• **Prompt**:
Copy out all lines carrying the word "pubmed".

━━━━━ Dataset records

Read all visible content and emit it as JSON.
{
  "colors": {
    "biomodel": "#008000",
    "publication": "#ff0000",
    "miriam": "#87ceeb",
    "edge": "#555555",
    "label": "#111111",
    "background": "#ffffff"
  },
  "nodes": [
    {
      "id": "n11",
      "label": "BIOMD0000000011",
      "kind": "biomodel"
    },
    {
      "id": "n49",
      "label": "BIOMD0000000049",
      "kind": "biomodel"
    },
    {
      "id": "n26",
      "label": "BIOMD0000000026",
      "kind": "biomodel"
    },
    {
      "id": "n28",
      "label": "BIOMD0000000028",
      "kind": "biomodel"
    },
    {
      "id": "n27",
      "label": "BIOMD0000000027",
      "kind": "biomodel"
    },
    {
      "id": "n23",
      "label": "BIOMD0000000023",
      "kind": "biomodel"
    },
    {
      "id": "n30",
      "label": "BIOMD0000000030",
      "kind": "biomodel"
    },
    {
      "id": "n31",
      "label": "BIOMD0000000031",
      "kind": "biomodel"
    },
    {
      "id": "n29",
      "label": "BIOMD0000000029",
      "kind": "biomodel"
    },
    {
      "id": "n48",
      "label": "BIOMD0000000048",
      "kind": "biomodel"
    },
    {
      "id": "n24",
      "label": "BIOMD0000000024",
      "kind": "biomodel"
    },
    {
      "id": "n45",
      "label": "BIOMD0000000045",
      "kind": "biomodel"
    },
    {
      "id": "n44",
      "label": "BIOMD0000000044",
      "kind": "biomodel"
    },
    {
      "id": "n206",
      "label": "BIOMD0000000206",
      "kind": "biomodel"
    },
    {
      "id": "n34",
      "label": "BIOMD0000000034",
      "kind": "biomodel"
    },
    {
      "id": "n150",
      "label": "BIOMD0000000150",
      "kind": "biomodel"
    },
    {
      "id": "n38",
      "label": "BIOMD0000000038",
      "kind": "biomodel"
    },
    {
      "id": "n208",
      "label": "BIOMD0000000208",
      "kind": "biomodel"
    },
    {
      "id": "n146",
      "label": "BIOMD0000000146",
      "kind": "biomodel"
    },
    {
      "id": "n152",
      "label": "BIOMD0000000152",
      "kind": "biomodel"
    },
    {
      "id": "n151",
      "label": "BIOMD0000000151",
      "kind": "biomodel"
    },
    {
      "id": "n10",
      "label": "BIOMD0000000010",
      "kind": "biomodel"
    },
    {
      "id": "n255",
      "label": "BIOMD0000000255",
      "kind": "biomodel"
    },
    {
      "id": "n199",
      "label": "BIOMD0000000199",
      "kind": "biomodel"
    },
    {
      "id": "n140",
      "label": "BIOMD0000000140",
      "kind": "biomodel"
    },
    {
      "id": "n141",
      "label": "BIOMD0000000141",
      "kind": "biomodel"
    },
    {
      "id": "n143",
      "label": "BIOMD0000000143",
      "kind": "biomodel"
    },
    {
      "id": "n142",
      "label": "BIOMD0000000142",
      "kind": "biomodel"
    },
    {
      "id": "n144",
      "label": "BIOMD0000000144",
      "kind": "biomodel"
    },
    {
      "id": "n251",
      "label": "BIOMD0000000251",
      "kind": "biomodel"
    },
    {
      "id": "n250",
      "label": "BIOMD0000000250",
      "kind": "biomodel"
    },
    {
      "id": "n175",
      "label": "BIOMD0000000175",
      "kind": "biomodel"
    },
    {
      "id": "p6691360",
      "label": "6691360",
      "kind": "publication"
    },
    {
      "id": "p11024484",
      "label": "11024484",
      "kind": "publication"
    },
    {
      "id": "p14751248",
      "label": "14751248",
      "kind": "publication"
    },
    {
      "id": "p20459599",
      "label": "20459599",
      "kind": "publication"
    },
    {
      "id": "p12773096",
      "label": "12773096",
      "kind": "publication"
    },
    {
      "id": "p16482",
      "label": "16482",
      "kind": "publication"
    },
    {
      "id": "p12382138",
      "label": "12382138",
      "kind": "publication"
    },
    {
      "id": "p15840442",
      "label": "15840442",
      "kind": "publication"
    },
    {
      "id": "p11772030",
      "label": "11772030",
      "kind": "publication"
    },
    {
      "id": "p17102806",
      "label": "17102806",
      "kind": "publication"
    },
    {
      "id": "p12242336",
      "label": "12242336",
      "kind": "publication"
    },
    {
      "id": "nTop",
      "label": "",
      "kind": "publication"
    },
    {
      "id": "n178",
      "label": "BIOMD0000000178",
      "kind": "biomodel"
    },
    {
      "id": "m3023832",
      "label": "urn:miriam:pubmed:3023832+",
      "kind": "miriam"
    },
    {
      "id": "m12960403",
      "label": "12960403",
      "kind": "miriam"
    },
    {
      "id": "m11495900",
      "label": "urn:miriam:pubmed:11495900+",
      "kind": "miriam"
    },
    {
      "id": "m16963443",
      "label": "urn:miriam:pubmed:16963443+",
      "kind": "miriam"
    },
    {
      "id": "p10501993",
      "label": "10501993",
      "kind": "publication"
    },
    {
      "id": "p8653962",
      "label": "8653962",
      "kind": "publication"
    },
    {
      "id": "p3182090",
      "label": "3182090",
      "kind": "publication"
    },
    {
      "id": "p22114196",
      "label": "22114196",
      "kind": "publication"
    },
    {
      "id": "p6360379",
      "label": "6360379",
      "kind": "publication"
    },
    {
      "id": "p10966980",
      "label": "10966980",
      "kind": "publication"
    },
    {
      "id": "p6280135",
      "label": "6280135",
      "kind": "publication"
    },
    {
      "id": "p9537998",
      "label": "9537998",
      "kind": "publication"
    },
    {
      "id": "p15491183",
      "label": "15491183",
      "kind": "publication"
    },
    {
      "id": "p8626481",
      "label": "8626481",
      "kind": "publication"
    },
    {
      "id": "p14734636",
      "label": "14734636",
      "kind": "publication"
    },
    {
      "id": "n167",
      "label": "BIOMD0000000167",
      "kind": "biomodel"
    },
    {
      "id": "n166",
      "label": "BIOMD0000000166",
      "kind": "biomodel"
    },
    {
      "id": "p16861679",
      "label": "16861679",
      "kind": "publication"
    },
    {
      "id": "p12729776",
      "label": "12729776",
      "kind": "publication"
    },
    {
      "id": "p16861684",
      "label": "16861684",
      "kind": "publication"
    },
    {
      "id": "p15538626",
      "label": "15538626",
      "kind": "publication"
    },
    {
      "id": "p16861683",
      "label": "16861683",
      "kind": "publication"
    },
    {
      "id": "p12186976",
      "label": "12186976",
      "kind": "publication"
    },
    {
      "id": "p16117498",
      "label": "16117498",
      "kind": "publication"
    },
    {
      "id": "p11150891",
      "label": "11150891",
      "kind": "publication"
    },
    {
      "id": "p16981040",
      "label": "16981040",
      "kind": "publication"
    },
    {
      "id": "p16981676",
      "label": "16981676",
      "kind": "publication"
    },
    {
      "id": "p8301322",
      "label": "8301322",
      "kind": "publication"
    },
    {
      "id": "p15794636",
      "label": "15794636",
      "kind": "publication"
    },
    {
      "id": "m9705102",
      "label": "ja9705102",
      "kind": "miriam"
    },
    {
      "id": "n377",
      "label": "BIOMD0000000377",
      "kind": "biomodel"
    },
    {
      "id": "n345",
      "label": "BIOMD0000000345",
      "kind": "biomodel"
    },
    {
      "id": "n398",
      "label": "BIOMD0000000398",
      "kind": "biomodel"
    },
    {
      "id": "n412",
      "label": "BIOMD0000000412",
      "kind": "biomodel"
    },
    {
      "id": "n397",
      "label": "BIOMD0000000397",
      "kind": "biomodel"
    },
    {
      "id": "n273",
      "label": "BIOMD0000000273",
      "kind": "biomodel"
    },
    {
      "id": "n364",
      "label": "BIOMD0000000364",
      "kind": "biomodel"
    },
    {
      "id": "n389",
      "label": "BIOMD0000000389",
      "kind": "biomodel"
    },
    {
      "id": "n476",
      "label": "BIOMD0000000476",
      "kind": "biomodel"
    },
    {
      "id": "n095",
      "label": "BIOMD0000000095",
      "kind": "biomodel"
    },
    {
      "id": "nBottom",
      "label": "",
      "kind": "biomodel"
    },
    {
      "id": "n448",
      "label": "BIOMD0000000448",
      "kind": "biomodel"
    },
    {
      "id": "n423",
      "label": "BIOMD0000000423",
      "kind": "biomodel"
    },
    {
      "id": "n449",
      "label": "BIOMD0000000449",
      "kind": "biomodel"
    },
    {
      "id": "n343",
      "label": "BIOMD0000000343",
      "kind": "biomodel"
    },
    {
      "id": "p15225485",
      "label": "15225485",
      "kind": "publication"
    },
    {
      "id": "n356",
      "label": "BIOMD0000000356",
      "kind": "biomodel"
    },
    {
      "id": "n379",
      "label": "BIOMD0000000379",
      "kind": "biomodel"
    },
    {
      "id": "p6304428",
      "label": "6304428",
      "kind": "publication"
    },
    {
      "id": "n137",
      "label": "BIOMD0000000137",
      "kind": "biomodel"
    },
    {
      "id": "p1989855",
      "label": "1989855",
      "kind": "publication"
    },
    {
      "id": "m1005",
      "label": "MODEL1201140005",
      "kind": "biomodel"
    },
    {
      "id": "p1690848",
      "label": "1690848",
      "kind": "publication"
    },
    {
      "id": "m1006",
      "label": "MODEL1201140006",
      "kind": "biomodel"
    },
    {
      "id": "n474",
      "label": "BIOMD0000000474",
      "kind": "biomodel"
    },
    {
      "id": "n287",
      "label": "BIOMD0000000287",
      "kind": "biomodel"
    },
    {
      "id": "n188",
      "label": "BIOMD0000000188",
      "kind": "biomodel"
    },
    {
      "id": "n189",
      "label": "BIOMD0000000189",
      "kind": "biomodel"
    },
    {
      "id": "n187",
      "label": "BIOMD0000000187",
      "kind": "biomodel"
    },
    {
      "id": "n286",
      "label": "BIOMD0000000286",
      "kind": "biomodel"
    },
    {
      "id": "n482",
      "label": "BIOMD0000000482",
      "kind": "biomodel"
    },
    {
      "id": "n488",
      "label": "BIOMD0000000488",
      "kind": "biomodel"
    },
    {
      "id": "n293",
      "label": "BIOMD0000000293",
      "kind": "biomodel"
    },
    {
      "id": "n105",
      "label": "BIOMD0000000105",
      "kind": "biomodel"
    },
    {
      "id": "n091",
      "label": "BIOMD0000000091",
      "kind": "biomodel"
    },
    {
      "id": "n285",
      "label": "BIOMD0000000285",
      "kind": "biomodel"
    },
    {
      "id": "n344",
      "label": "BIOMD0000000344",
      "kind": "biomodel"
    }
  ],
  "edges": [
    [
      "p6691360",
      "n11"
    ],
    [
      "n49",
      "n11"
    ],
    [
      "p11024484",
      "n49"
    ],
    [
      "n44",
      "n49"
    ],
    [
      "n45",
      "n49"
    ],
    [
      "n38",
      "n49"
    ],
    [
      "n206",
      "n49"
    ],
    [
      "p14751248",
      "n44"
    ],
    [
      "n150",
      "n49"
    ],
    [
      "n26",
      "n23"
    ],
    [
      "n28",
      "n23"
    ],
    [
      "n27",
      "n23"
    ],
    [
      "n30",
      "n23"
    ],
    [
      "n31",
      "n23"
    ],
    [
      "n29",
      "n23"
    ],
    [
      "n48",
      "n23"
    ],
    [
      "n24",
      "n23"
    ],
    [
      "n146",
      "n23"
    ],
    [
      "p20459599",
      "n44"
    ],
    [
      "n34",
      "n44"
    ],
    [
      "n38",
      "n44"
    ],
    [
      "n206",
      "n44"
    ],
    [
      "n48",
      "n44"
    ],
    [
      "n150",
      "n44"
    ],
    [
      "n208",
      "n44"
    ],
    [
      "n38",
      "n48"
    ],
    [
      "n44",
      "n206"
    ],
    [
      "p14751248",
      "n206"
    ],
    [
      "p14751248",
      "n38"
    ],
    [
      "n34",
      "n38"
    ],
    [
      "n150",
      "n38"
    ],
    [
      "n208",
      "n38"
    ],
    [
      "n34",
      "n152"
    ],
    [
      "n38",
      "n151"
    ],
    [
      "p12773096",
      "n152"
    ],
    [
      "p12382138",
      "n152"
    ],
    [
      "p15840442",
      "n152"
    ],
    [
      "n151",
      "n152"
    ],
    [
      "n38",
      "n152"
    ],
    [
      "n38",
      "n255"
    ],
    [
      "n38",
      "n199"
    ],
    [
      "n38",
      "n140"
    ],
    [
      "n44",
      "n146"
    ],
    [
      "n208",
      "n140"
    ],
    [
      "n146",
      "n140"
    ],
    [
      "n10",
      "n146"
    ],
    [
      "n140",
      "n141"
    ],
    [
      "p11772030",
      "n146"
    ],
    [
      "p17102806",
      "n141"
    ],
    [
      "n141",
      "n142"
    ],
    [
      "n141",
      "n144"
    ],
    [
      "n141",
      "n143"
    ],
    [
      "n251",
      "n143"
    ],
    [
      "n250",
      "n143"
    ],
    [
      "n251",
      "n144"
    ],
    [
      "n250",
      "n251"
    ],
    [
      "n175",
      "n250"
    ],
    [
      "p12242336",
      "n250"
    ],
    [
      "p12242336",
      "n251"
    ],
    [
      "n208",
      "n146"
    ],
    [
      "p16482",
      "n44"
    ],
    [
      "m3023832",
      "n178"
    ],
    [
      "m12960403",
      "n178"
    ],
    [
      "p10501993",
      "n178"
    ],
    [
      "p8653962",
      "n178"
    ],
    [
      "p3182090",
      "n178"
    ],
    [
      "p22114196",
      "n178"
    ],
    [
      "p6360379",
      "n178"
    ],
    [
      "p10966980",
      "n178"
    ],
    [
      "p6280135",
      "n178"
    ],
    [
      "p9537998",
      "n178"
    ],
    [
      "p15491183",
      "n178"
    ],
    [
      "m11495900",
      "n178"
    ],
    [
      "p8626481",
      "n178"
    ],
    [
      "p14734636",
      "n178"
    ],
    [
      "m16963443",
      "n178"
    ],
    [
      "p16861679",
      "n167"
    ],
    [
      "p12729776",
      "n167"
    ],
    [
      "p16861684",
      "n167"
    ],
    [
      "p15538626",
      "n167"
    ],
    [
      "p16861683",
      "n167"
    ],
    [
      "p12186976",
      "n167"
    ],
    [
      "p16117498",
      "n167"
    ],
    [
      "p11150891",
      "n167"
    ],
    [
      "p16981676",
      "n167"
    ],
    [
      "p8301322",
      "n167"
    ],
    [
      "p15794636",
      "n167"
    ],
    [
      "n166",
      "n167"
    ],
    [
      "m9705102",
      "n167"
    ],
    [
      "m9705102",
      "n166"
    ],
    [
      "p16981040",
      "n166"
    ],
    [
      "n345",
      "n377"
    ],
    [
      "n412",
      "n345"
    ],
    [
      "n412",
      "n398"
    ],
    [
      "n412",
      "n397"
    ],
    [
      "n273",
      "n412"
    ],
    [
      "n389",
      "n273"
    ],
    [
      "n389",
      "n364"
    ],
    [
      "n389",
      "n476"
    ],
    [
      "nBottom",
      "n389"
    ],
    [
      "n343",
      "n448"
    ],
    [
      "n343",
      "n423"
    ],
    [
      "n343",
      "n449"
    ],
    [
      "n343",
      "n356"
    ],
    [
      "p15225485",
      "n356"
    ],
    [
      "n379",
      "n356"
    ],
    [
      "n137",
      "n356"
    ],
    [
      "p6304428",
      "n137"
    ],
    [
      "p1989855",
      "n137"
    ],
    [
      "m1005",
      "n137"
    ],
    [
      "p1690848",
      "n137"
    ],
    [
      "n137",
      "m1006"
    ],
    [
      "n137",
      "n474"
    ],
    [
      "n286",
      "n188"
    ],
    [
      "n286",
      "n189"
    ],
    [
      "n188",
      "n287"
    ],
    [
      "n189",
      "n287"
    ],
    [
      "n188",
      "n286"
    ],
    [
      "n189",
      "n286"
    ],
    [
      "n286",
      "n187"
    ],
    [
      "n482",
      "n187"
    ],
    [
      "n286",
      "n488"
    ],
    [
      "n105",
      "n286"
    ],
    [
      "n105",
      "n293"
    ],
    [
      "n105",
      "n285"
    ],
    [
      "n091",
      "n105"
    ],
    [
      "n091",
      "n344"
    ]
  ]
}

━━━━━━━━━━

• **Response**:
      "label": "urn:miriam:pubmed:3023832+",
      "label": "urn:miriam:pubmed:11495900+",
      "label": "urn:miriam:pubmed:16963443+",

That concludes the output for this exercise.